Exercise:
List each line holding the string "including".
Start of Input rows
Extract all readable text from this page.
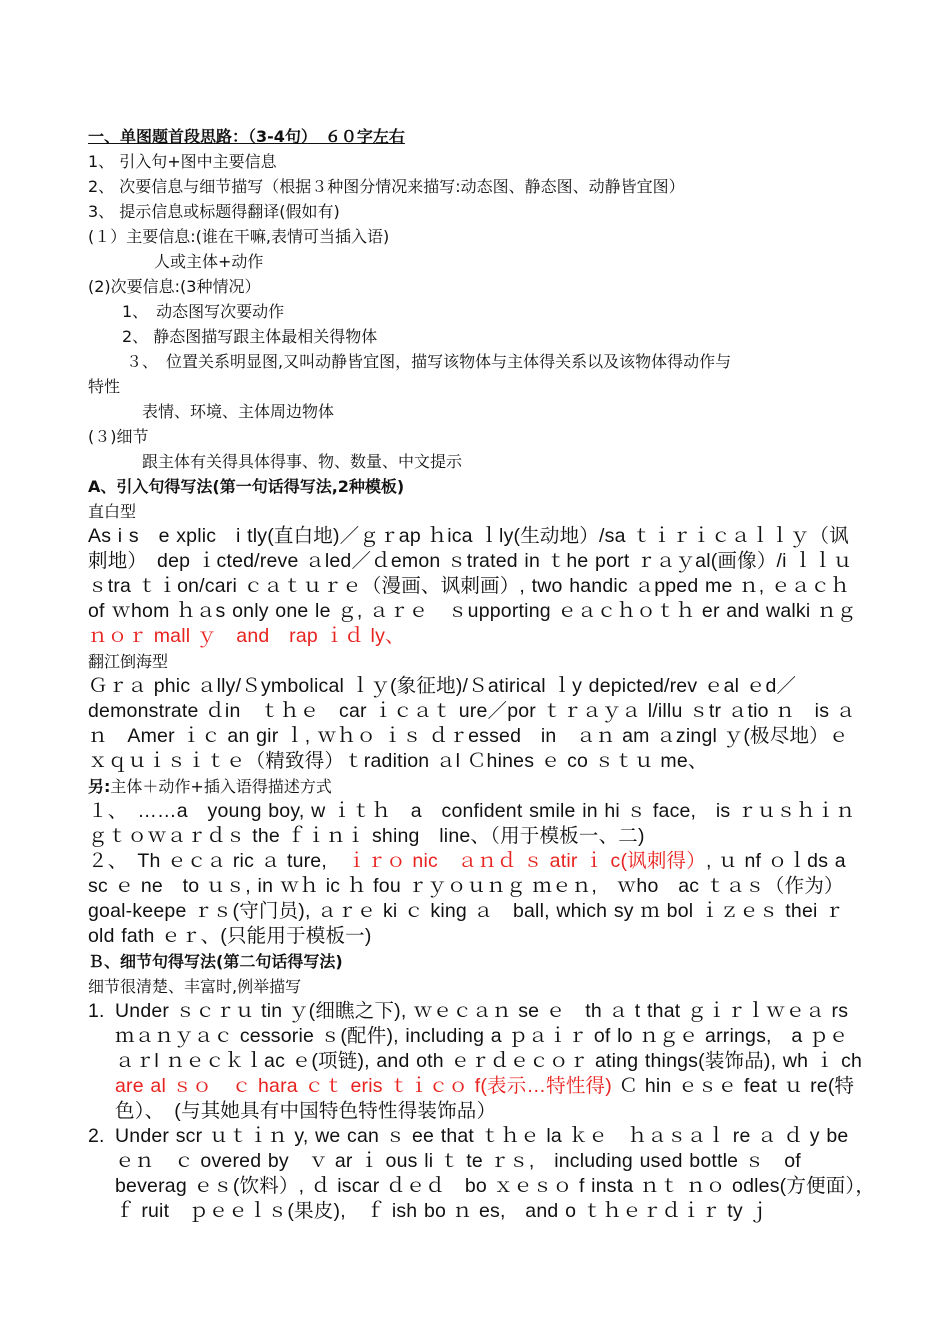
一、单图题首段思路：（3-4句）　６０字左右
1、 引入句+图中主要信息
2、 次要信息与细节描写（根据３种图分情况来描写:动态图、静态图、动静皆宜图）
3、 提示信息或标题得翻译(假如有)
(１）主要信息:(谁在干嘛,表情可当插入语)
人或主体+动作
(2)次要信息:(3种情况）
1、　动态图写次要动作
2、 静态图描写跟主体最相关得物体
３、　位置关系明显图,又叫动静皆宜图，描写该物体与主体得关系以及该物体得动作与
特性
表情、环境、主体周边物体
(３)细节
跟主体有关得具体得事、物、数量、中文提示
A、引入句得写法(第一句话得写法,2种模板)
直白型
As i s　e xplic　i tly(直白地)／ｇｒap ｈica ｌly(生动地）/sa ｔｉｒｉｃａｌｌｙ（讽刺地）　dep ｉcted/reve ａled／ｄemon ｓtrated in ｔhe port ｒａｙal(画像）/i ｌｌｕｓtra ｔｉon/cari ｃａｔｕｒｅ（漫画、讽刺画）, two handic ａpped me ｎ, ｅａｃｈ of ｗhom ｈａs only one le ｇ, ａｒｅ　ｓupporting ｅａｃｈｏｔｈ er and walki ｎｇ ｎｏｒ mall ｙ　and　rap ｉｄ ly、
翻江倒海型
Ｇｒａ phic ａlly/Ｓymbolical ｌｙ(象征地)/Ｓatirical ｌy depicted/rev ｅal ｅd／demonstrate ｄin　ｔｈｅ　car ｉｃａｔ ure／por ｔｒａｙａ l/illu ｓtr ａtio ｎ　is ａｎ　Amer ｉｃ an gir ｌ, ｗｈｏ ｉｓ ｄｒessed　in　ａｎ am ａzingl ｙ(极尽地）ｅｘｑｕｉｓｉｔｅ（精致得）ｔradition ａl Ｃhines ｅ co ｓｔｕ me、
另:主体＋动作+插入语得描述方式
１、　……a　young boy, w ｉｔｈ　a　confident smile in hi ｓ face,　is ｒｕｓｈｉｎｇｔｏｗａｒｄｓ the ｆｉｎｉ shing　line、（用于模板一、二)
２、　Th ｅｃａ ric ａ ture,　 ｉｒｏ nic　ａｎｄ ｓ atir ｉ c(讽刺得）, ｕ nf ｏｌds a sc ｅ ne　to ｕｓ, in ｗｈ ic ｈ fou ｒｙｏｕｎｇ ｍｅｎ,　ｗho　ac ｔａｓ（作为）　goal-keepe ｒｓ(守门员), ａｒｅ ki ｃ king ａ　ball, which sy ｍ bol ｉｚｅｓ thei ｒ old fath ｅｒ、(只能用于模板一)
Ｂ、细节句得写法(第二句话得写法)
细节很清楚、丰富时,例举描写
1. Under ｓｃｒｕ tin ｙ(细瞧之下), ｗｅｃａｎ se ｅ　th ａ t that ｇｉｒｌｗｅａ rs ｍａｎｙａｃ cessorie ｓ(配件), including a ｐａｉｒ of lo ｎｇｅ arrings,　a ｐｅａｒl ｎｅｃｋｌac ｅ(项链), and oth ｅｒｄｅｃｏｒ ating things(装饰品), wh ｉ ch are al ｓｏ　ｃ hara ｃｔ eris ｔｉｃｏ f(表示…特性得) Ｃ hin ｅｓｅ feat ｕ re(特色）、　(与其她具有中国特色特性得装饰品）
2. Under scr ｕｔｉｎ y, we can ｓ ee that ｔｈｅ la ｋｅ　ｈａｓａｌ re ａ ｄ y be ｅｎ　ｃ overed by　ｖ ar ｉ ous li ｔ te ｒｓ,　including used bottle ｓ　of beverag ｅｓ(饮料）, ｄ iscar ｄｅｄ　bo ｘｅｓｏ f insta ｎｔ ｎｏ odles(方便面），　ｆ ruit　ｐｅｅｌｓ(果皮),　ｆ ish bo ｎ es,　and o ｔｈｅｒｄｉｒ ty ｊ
End of Input rows
Correct result:
1. Under ｓｃｒｕ tin ｙ(细瞧之下), ｗｅｃａｎ se ｅ　th ａ t that ｇｉｒｌｗｅａ rs ｍａｎｙａｃ cessorie ｓ(配件), including a ｐａｉｒ of lo ｎｇｅ arrings,　a ｐｅａｒl ｎｅｃｋｌac ｅ(项链), and oth ｅｒｄｅｃｏｒ ating things(装饰品), wh ｉ ch are al ｓｏ　ｃ hara ｃｔ eris ｔｉｃｏ f(表示…特性得) Ｃ hin ｅｓｅ feat ｕ re(特色）、　(与其她具有中国特色特性得装饰品）
2. Under scr ｕｔｉｎ y, we can ｓ ee that ｔｈｅ la ｋｅ　ｈａｓａｌ re ａ ｄ y be ｅｎ　ｃ overed by　ｖ ar ｉ ous li ｔ te ｒｓ,　including used bottle ｓ　of beverag ｅｓ(饮料）, ｄ iscar ｄｅｄ　bo ｘｅｓｏ f insta ｎｔ ｎｏ odles(方便面），　ｆ ruit　ｐｅｅｌｓ(果皮),　ｆ ish bo ｎ es,　and o ｔｈｅｒｄｉｒ ty ｊ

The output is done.